Dataset entries:
========================

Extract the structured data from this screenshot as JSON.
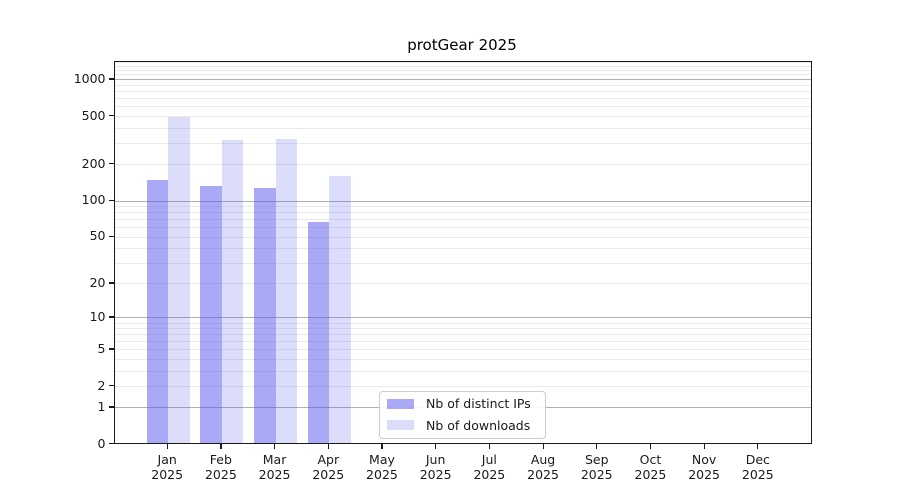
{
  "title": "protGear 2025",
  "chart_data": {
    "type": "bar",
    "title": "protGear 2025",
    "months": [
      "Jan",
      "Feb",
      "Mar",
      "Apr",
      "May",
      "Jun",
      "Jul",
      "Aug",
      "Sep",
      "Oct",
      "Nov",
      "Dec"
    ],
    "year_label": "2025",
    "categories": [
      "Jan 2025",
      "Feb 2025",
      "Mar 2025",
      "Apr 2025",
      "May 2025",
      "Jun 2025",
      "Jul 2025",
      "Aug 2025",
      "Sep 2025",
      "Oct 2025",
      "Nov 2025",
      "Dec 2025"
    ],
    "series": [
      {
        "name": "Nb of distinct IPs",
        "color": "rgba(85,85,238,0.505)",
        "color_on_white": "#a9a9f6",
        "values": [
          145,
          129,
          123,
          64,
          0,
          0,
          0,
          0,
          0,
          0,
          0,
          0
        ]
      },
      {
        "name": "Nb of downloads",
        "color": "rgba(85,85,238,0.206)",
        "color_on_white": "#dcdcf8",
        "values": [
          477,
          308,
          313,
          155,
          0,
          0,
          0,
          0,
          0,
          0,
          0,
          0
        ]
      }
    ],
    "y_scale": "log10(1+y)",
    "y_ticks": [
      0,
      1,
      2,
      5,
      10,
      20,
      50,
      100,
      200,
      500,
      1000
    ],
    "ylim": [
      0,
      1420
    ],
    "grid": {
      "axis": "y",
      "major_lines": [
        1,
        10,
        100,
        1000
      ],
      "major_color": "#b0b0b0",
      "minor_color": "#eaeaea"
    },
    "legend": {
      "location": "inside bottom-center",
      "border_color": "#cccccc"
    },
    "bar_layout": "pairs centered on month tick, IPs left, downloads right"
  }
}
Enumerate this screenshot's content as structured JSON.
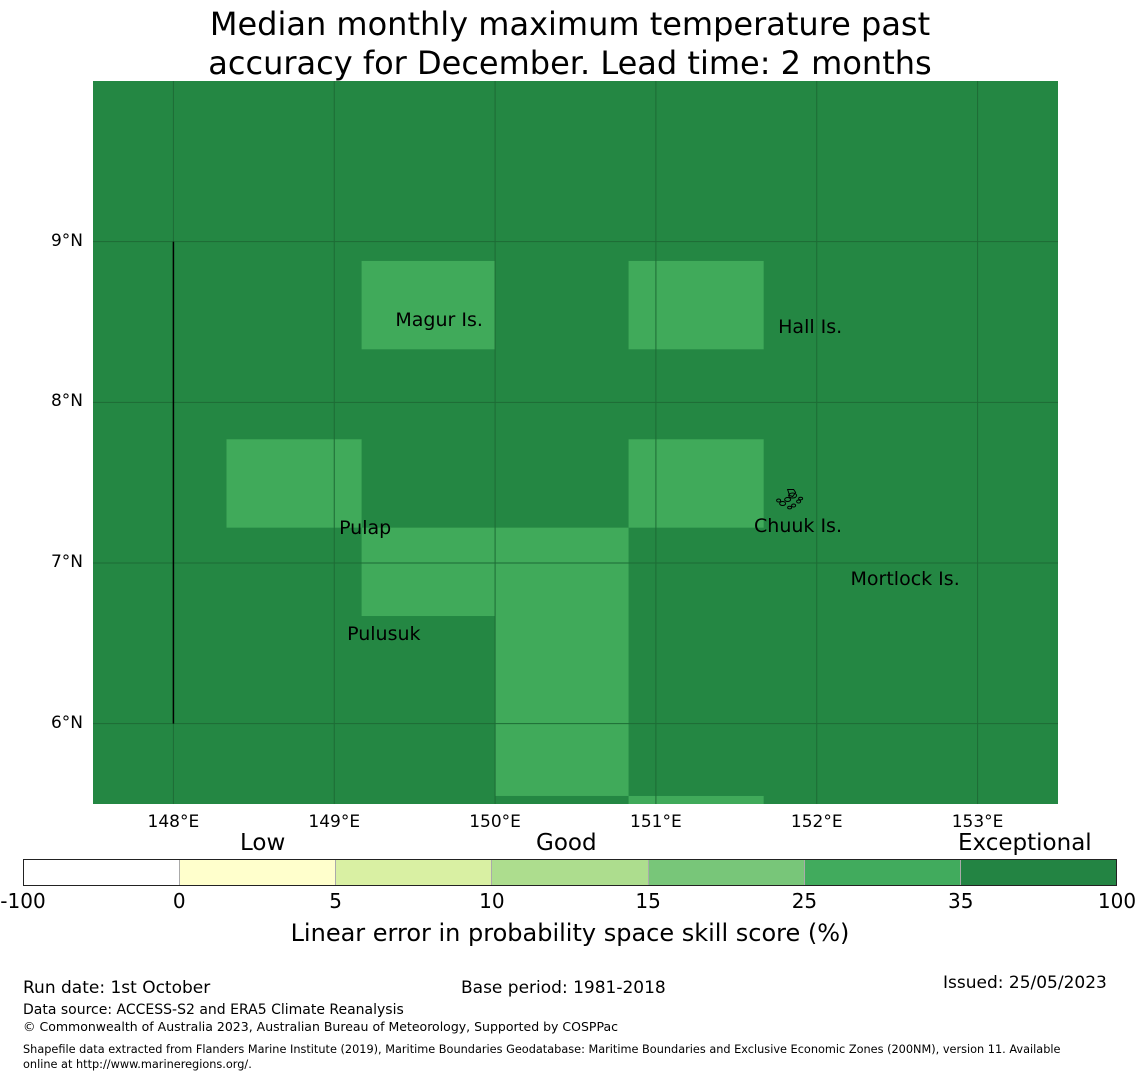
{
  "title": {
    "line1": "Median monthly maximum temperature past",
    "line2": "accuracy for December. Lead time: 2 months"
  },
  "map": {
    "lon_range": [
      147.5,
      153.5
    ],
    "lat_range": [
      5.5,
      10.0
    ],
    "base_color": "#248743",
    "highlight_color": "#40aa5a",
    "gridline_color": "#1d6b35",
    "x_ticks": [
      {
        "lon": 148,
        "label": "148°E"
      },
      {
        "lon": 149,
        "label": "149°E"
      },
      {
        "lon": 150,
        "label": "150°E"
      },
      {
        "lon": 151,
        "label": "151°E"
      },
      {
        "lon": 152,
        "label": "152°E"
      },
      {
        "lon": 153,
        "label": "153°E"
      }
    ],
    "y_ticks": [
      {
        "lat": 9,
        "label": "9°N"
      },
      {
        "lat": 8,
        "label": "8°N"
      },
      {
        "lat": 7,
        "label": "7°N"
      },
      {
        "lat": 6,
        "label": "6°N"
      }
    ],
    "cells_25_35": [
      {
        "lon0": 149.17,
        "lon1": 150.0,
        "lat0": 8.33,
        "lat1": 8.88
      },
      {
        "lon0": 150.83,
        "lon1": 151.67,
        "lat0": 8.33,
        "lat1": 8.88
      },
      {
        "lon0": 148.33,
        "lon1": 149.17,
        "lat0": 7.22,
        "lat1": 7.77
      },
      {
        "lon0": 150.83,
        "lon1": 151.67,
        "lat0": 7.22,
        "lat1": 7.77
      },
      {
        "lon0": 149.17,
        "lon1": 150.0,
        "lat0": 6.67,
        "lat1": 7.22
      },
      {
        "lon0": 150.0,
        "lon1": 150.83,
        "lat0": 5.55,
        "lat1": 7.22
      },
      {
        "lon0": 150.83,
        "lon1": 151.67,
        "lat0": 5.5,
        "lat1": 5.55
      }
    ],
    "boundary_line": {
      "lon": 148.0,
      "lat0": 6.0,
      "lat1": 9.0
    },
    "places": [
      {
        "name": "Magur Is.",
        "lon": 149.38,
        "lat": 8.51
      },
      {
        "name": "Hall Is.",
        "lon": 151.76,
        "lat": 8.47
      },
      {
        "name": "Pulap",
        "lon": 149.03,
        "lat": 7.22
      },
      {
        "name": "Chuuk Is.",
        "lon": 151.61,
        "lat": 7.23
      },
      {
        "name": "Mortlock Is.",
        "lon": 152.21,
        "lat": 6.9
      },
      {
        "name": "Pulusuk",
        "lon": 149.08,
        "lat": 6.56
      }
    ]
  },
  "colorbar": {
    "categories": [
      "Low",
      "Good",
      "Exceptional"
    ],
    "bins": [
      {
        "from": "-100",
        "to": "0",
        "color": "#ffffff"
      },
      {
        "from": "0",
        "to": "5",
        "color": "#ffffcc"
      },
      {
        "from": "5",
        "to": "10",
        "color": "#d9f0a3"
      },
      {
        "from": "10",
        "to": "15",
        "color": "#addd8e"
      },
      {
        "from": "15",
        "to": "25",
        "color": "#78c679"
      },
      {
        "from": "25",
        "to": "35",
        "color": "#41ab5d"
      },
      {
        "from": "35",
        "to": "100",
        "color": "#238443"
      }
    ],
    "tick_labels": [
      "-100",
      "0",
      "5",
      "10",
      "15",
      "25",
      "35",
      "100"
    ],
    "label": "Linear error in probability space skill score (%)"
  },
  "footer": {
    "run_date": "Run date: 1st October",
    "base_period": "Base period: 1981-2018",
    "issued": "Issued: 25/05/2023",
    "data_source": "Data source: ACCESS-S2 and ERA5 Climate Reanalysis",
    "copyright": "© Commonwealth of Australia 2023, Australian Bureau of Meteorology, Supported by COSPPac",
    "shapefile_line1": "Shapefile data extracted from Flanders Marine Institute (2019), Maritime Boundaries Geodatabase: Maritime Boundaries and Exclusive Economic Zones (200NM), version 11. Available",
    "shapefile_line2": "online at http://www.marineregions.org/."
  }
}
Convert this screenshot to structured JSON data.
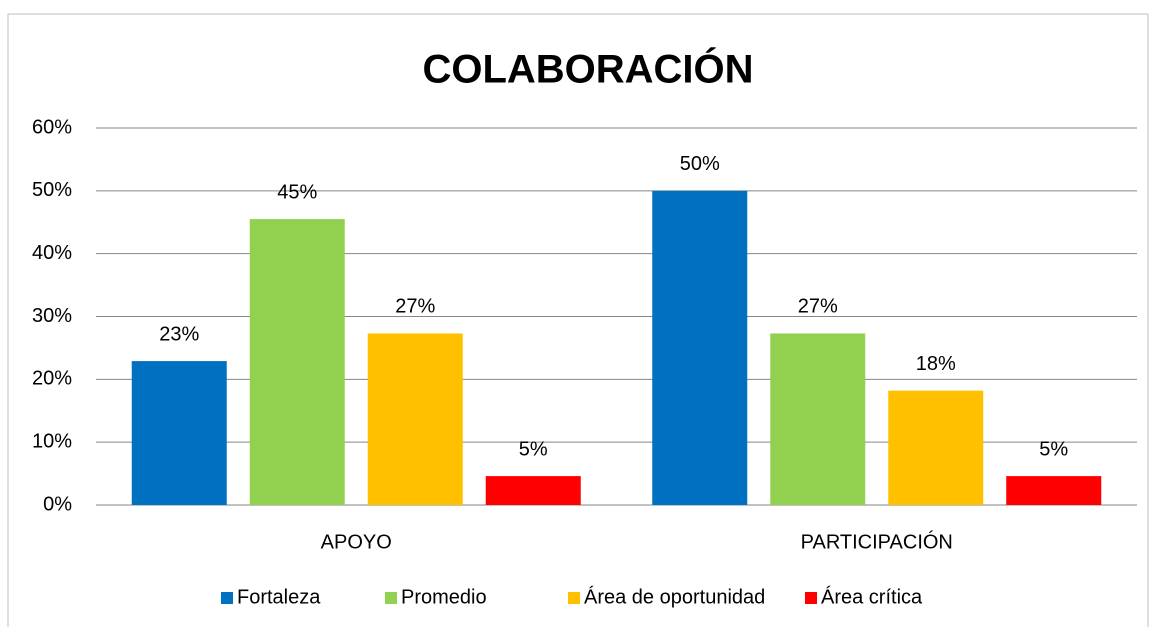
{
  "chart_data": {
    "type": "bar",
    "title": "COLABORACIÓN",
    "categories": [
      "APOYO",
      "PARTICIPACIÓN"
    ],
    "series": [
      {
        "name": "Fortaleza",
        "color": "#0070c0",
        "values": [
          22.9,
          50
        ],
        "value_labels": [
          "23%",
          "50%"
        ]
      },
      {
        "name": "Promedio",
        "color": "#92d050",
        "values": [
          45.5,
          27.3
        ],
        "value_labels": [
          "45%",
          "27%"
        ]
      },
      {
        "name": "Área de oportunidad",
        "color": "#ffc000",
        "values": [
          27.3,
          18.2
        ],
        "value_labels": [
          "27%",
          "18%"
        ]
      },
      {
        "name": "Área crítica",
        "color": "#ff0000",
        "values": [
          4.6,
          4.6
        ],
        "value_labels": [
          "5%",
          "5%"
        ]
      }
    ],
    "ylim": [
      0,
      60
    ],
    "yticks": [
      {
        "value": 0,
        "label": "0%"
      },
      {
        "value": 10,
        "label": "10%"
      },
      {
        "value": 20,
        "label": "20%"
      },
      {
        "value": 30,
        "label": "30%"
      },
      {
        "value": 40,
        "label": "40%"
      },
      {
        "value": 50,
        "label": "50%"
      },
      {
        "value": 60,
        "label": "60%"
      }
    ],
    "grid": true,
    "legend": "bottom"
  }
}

========================

What you need to do: Omit the pictures and output all of the other material exactly.

Completed task:
Extract the structured data from this screenshot as JSON.
{
  "title": "protGear 2025",
  "chart_data": {
    "type": "bar",
    "title": "protGear 2025",
    "months": [
      "Jan",
      "Feb",
      "Mar",
      "Apr",
      "May",
      "Jun",
      "Jul",
      "Aug",
      "Sep",
      "Oct",
      "Nov",
      "Dec"
    ],
    "year_label": "2025",
    "categories": [
      "Jan 2025",
      "Feb 2025",
      "Mar 2025",
      "Apr 2025",
      "May 2025",
      "Jun 2025",
      "Jul 2025",
      "Aug 2025",
      "Sep 2025",
      "Oct 2025",
      "Nov 2025",
      "Dec 2025"
    ],
    "series": [
      {
        "name": "Nb of distinct IPs",
        "color": "rgba(85,85,238,0.505)",
        "color_on_white": "#a9a9f6",
        "values": [
          145,
          129,
          123,
          64,
          0,
          0,
          0,
          0,
          0,
          0,
          0,
          0
        ]
      },
      {
        "name": "Nb of downloads",
        "color": "rgba(85,85,238,0.206)",
        "color_on_white": "#dcdcf8",
        "values": [
          477,
          308,
          313,
          155,
          0,
          0,
          0,
          0,
          0,
          0,
          0,
          0
        ]
      }
    ],
    "y_scale": "log10(1+y)",
    "y_ticks": [
      0,
      1,
      2,
      5,
      10,
      20,
      50,
      100,
      200,
      500,
      1000
    ],
    "ylim": [
      0,
      1420
    ],
    "grid": {
      "axis": "y",
      "major_lines": [
        1,
        10,
        100,
        1000
      ],
      "major_color": "#b0b0b0",
      "minor_color": "#eaeaea"
    },
    "legend": {
      "location": "inside bottom-center",
      "border_color": "#cccccc"
    },
    "bar_layout": "pairs centered on month tick, IPs left, downloads right"
  }
}
Enumerate this screenshot's content as structured JSON.
{
  "title": {
    "line1": "Median monthly maximum temperature past",
    "line2": "accuracy for December. Lead time: 2 months"
  },
  "map": {
    "lon_range": [
      147.5,
      153.5
    ],
    "lat_range": [
      5.5,
      10.0
    ],
    "base_color": "#248743",
    "highlight_color": "#40aa5a",
    "gridline_color": "#1d6b35",
    "x_ticks": [
      {
        "lon": 148,
        "label": "148°E"
      },
      {
        "lon": 149,
        "label": "149°E"
      },
      {
        "lon": 150,
        "label": "150°E"
      },
      {
        "lon": 151,
        "label": "151°E"
      },
      {
        "lon": 152,
        "label": "152°E"
      },
      {
        "lon": 153,
        "label": "153°E"
      }
    ],
    "y_ticks": [
      {
        "lat": 9,
        "label": "9°N"
      },
      {
        "lat": 8,
        "label": "8°N"
      },
      {
        "lat": 7,
        "label": "7°N"
      },
      {
        "lat": 6,
        "label": "6°N"
      }
    ],
    "cells_25_35": [
      {
        "lon0": 149.17,
        "lon1": 150.0,
        "lat0": 8.33,
        "lat1": 8.88
      },
      {
        "lon0": 150.83,
        "lon1": 151.67,
        "lat0": 8.33,
        "lat1": 8.88
      },
      {
        "lon0": 148.33,
        "lon1": 149.17,
        "lat0": 7.22,
        "lat1": 7.77
      },
      {
        "lon0": 150.83,
        "lon1": 151.67,
        "lat0": 7.22,
        "lat1": 7.77
      },
      {
        "lon0": 149.17,
        "lon1": 150.0,
        "lat0": 6.67,
        "lat1": 7.22
      },
      {
        "lon0": 150.0,
        "lon1": 150.83,
        "lat0": 5.55,
        "lat1": 7.22
      },
      {
        "lon0": 150.83,
        "lon1": 151.67,
        "lat0": 5.5,
        "lat1": 5.55
      }
    ],
    "boundary_line": {
      "lon": 148.0,
      "lat0": 6.0,
      "lat1": 9.0
    },
    "places": [
      {
        "name": "Magur Is.",
        "lon": 149.38,
        "lat": 8.51
      },
      {
        "name": "Hall Is.",
        "lon": 151.76,
        "lat": 8.47
      },
      {
        "name": "Pulap",
        "lon": 149.03,
        "lat": 7.22
      },
      {
        "name": "Chuuk Is.",
        "lon": 151.61,
        "lat": 7.23
      },
      {
        "name": "Mortlock Is.",
        "lon": 152.21,
        "lat": 6.9
      },
      {
        "name": "Pulusuk",
        "lon": 149.08,
        "lat": 6.56
      }
    ]
  },
  "colorbar": {
    "categories": [
      "Low",
      "Good",
      "Exceptional"
    ],
    "bins": [
      {
        "from": "-100",
        "to": "0",
        "color": "#ffffff"
      },
      {
        "from": "0",
        "to": "5",
        "color": "#ffffcc"
      },
      {
        "from": "5",
        "to": "10",
        "color": "#d9f0a3"
      },
      {
        "from": "10",
        "to": "15",
        "color": "#addd8e"
      },
      {
        "from": "15",
        "to": "25",
        "color": "#78c679"
      },
      {
        "from": "25",
        "to": "35",
        "color": "#41ab5d"
      },
      {
        "from": "35",
        "to": "100",
        "color": "#238443"
      }
    ],
    "tick_labels": [
      "-100",
      "0",
      "5",
      "10",
      "15",
      "25",
      "35",
      "100"
    ],
    "label": "Linear error in probability space skill score (%)"
  },
  "footer": {
    "run_date": "Run date: 1st October",
    "base_period": "Base period: 1981-2018",
    "issued": "Issued: 25/05/2023",
    "data_source": "Data source: ACCESS-S2 and ERA5 Climate Reanalysis",
    "copyright": "© Commonwealth of Australia 2023, Australian Bureau of Meteorology, Supported by COSPPac",
    "shapefile_line1": "Shapefile data extracted from Flanders Marine Institute (2019), Maritime Boundaries Geodatabase: Maritime Boundaries and Exclusive Economic Zones (200NM), version 11. Available",
    "shapefile_line2": "online at http://www.marineregions.org/."
  }
}
Convert this screenshot to structured JSON data.
{
  "chart_data": {
    "type": "bar",
    "title": "COLABORACIÓN",
    "categories": [
      "APOYO",
      "PARTICIPACIÓN"
    ],
    "series": [
      {
        "name": "Fortaleza",
        "color": "#0070c0",
        "values": [
          22.9,
          50
        ],
        "value_labels": [
          "23%",
          "50%"
        ]
      },
      {
        "name": "Promedio",
        "color": "#92d050",
        "values": [
          45.5,
          27.3
        ],
        "value_labels": [
          "45%",
          "27%"
        ]
      },
      {
        "name": "Área de oportunidad",
        "color": "#ffc000",
        "values": [
          27.3,
          18.2
        ],
        "value_labels": [
          "27%",
          "18%"
        ]
      },
      {
        "name": "Área crítica",
        "color": "#ff0000",
        "values": [
          4.6,
          4.6
        ],
        "value_labels": [
          "5%",
          "5%"
        ]
      }
    ],
    "ylim": [
      0,
      60
    ],
    "yticks": [
      {
        "value": 0,
        "label": "0%"
      },
      {
        "value": 10,
        "label": "10%"
      },
      {
        "value": 20,
        "label": "20%"
      },
      {
        "value": 30,
        "label": "30%"
      },
      {
        "value": 40,
        "label": "40%"
      },
      {
        "value": 50,
        "label": "50%"
      },
      {
        "value": 60,
        "label": "60%"
      }
    ],
    "grid": true,
    "legend": "bottom"
  }
}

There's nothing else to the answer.